**WHAT THE EXERCISE ASKS:** Your reply should be a single number: how many lines contain the string "Mutter".

▽

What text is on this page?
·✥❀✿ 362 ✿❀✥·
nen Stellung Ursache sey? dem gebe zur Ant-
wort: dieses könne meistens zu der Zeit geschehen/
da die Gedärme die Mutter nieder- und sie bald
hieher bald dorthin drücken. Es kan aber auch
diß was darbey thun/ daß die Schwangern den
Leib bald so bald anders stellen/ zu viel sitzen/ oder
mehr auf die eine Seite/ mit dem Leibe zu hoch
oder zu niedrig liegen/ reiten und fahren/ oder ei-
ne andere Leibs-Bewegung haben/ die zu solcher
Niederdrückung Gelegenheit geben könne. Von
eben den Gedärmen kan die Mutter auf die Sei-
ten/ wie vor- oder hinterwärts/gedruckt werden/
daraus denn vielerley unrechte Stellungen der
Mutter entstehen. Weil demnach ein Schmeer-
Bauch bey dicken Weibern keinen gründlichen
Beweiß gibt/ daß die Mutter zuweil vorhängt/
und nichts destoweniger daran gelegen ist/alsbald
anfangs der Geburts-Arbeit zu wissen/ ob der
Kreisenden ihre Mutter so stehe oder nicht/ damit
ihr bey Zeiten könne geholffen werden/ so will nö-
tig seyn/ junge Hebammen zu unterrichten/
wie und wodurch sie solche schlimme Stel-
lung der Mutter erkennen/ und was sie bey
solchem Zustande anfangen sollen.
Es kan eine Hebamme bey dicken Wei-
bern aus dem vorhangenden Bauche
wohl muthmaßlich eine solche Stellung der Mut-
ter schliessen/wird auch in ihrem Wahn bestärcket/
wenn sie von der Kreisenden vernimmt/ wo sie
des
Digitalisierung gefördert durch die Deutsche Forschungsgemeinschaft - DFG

△

**COMPLETED EXERCISE:** 6